Output the material beneath exactly, leaving nothing out.

## start Provided records

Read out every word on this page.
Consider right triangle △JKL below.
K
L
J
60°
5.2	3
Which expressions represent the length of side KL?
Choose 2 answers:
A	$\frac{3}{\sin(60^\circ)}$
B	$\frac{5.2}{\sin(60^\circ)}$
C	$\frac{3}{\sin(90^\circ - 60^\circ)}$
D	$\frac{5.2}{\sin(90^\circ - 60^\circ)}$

## end Provided records

* Response to the task:
Read out every word on this page.
Consider right triangle △JKL below.
K
L
J
60°
5.2	3
Which expressions represent the length of side KL?
Choose 2 answers:
A	$\frac{3}{\sin(60^\circ)}$
B	$\frac{5.2}{\sin(60^\circ)}$
C	$\frac{3}{\sin(90^\circ - 60^\circ)}$
D	$\frac{5.2}{\sin(90^\circ - 60^\circ)}$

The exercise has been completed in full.